* _Dataset entries_

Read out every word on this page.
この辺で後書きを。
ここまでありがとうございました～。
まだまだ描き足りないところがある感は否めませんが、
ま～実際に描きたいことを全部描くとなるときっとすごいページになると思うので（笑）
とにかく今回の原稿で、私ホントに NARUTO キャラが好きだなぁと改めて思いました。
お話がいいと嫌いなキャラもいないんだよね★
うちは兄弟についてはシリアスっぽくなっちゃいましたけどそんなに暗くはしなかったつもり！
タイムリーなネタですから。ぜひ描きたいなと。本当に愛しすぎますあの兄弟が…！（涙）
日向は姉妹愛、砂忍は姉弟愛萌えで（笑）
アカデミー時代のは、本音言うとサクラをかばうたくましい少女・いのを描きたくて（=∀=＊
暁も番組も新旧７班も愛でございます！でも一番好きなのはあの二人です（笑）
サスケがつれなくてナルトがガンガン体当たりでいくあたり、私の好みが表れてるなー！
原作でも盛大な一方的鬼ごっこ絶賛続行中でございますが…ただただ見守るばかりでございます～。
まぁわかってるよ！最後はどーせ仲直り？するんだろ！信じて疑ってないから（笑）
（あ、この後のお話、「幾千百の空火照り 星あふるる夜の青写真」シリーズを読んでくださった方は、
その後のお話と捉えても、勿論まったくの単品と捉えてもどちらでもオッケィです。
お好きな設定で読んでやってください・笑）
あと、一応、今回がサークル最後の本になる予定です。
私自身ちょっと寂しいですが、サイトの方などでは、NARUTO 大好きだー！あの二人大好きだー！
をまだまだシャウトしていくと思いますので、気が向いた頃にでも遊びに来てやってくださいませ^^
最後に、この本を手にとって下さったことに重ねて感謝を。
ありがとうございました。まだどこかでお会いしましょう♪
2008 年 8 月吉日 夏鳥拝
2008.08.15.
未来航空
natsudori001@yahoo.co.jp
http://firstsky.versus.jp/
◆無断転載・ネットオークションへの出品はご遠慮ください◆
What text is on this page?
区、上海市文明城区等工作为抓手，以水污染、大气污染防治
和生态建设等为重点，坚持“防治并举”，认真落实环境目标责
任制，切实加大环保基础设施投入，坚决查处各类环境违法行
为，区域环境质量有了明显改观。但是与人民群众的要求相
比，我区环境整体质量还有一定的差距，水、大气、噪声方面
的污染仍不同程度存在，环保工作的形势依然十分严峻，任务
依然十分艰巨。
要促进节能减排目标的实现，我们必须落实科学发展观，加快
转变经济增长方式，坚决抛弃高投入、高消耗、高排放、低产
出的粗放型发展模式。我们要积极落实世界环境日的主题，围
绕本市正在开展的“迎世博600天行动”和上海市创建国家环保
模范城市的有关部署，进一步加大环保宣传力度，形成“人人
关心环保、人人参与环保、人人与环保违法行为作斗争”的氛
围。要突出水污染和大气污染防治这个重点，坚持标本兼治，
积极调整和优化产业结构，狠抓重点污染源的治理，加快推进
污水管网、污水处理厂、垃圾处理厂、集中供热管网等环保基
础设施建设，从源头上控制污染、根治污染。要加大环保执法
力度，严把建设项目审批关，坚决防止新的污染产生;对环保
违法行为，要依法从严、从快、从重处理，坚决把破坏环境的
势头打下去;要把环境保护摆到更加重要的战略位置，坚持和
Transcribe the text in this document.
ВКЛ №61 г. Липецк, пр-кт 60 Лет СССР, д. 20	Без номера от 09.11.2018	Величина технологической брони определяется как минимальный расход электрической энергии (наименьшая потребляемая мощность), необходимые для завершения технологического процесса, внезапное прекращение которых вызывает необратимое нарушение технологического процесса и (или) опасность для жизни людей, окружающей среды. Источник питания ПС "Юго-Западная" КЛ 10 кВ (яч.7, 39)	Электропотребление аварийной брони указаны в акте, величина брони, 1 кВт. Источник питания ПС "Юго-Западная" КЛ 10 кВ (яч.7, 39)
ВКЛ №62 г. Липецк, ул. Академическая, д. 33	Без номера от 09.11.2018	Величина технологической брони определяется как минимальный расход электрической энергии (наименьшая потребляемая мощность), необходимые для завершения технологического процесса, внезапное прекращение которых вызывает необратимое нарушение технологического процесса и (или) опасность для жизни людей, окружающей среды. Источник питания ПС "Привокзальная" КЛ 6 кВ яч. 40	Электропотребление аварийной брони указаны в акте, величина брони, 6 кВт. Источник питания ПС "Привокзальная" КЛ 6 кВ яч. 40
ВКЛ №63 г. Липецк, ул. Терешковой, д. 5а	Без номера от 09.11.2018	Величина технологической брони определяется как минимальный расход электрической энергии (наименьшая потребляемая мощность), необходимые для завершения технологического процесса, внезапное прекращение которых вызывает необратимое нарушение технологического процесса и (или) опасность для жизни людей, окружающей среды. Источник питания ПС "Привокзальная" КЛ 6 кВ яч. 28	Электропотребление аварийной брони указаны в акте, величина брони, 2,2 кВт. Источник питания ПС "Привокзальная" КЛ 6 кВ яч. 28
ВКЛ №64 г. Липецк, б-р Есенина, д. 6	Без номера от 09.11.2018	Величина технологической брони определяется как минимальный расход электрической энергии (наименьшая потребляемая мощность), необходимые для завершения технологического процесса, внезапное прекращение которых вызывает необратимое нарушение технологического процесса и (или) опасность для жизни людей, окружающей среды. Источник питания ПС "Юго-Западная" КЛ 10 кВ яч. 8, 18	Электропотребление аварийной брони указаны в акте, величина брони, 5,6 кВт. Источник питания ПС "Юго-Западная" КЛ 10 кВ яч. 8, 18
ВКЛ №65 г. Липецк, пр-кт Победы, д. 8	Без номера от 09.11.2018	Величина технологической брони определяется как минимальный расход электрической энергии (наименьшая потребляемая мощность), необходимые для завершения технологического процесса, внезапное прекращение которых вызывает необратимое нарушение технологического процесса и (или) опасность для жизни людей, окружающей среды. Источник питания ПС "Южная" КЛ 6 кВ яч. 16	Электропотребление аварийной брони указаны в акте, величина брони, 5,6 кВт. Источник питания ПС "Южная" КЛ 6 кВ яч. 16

* _To do_
Copy every line of the records word for word.

* _The answer_
Read out every word on this page.
この辺で後書きを。
ここまでありがとうございました～。
まだまだ描き足りないところがある感は否めませんが、
ま～実際に描きたいことを全部描くとなるときっとすごいページになると思うので（笑）
とにかく今回の原稿で、私ホントに NARUTO キャラが好きだなぁと改めて思いました。
お話がいいと嫌いなキャラもいないんだよね★
うちは兄弟についてはシリアスっぽくなっちゃいましたけどそんなに暗くはしなかったつもり！
タイムリーなネタですから。ぜひ描きたいなと。本当に愛しすぎますあの兄弟が…！（涙）
日向は姉妹愛、砂忍は姉弟愛萌えで（笑）
アカデミー時代のは、本音言うとサクラをかばうたくましい少女・いのを描きたくて（=∀=＊
暁も番組も新旧７班も愛でございます！でも一番好きなのはあの二人です（笑）
サスケがつれなくてナルトがガンガン体当たりでいくあたり、私の好みが表れてるなー！
原作でも盛大な一方的鬼ごっこ絶賛続行中でございますが…ただただ見守るばかりでございます～。
まぁわかってるよ！最後はどーせ仲直り？するんだろ！信じて疑ってないから（笑）
（あ、この後のお話、「幾千百の空火照り 星あふるる夜の青写真」シリーズを読んでくださった方は、
その後のお話と捉えても、勿論まったくの単品と捉えてもどちらでもオッケィです。
お好きな設定で読んでやってください・笑）
あと、一応、今回がサークル最後の本になる予定です。
私自身ちょっと寂しいですが、サイトの方などでは、NARUTO 大好きだー！あの二人大好きだー！
をまだまだシャウトしていくと思いますので、気が向いた頃にでも遊びに来てやってくださいませ^^
最後に、この本を手にとって下さったことに重ねて感謝を。
ありがとうございました。まだどこかでお会いしましょう♪
2008 年 8 月吉日 夏鳥拝
2008.08.15.
未来航空
natsudori001@yahoo.co.jp
http://firstsky.versus.jp/
◆無断転載・ネットオークションへの出品はご遠慮ください◆
What text is on this page?
区、上海市文明城区等工作为抓手，以水污染、大气污染防治
和生态建设等为重点，坚持“防治并举”，认真落实环境目标责
任制，切实加大环保基础设施投入，坚决查处各类环境违法行
为，区域环境质量有了明显改观。但是与人民群众的要求相
比，我区环境整体质量还有一定的差距，水、大气、噪声方面
的污染仍不同程度存在，环保工作的形势依然十分严峻，任务
依然十分艰巨。
要促进节能减排目标的实现，我们必须落实科学发展观，加快
转变经济增长方式，坚决抛弃高投入、高消耗、高排放、低产
出的粗放型发展模式。我们要积极落实世界环境日的主题，围
绕本市正在开展的“迎世博600天行动”和上海市创建国家环保
模范城市的有关部署，进一步加大环保宣传力度，形成“人人
关心环保、人人参与环保、人人与环保违法行为作斗争”的氛
围。要突出水污染和大气污染防治这个重点，坚持标本兼治，
积极调整和优化产业结构，狠抓重点污染源的治理，加快推进
污水管网、污水处理厂、垃圾处理厂、集中供热管网等环保基
础设施建设，从源头上控制污染、根治污染。要加大环保执法
力度，严把建设项目审批关，坚决防止新的污染产生;对环保
违法行为，要依法从严、从快、从重处理，坚决把破坏环境的
势头打下去;要把环境保护摆到更加重要的战略位置，坚持和
Transcribe the text in this document.
ВКЛ №61 г. Липецк, пр-кт 60 Лет СССР, д. 20	Без номера от 09.11.2018	Величина технологической брони определяется как минимальный расход электрической энергии (наименьшая потребляемая мощность), необходимые для завершения технологического процесса, внезапное прекращение которых вызывает необратимое нарушение технологического процесса и (или) опасность для жизни людей, окружающей среды. Источник питания ПС "Юго-Западная" КЛ 10 кВ (яч.7, 39)	Электропотребление аварийной брони указаны в акте, величина брони, 1 кВт. Источник питания ПС "Юго-Западная" КЛ 10 кВ (яч.7, 39)
ВКЛ №62 г. Липецк, ул. Академическая, д. 33	Без номера от 09.11.2018	Величина технологической брони определяется как минимальный расход электрической энергии (наименьшая потребляемая мощность), необходимые для завершения технологического процесса, внезапное прекращение которых вызывает необратимое нарушение технологического процесса и (или) опасность для жизни людей, окружающей среды. Источник питания ПС "Привокзальная" КЛ 6 кВ яч. 40	Электропотребление аварийной брони указаны в акте, величина брони, 6 кВт. Источник питания ПС "Привокзальная" КЛ 6 кВ яч. 40
ВКЛ №63 г. Липецк, ул. Терешковой, д. 5а	Без номера от 09.11.2018	Величина технологической брони определяется как минимальный расход электрической энергии (наименьшая потребляемая мощность), необходимые для завершения технологического процесса, внезапное прекращение которых вызывает необратимое нарушение технологического процесса и (или) опасность для жизни людей, окружающей среды. Источник питания ПС "Привокзальная" КЛ 6 кВ яч. 28	Электропотребление аварийной брони указаны в акте, величина брони, 2,2 кВт. Источник питания ПС "Привокзальная" КЛ 6 кВ яч. 28
ВКЛ №64 г. Липецк, б-р Есенина, д. 6	Без номера от 09.11.2018	Величина технологической брони определяется как минимальный расход электрической энергии (наименьшая потребляемая мощность), необходимые для завершения технологического процесса, внезапное прекращение которых вызывает необратимое нарушение технологического процесса и (или) опасность для жизни людей, окружающей среды. Источник питания ПС "Юго-Западная" КЛ 10 кВ яч. 8, 18	Электропотребление аварийной брони указаны в акте, величина брони, 5,6 кВт. Источник питания ПС "Юго-Западная" КЛ 10 кВ яч. 8, 18
ВКЛ №65 г. Липецк, пр-кт Победы, д. 8	Без номера от 09.11.2018	Величина технологической брони определяется как минимальный расход электрической энергии (наименьшая потребляемая мощность), необходимые для завершения технологического процесса, внезапное прекращение которых вызывает необратимое нарушение технологического процесса и (или) опасность для жизни людей, окружающей среды. Источник питания ПС "Южная" КЛ 6 кВ яч. 16	Электропотребление аварийной брони указаны в акте, величина брони, 5,6 кВт. Источник питания ПС "Южная" КЛ 6 кВ яч. 16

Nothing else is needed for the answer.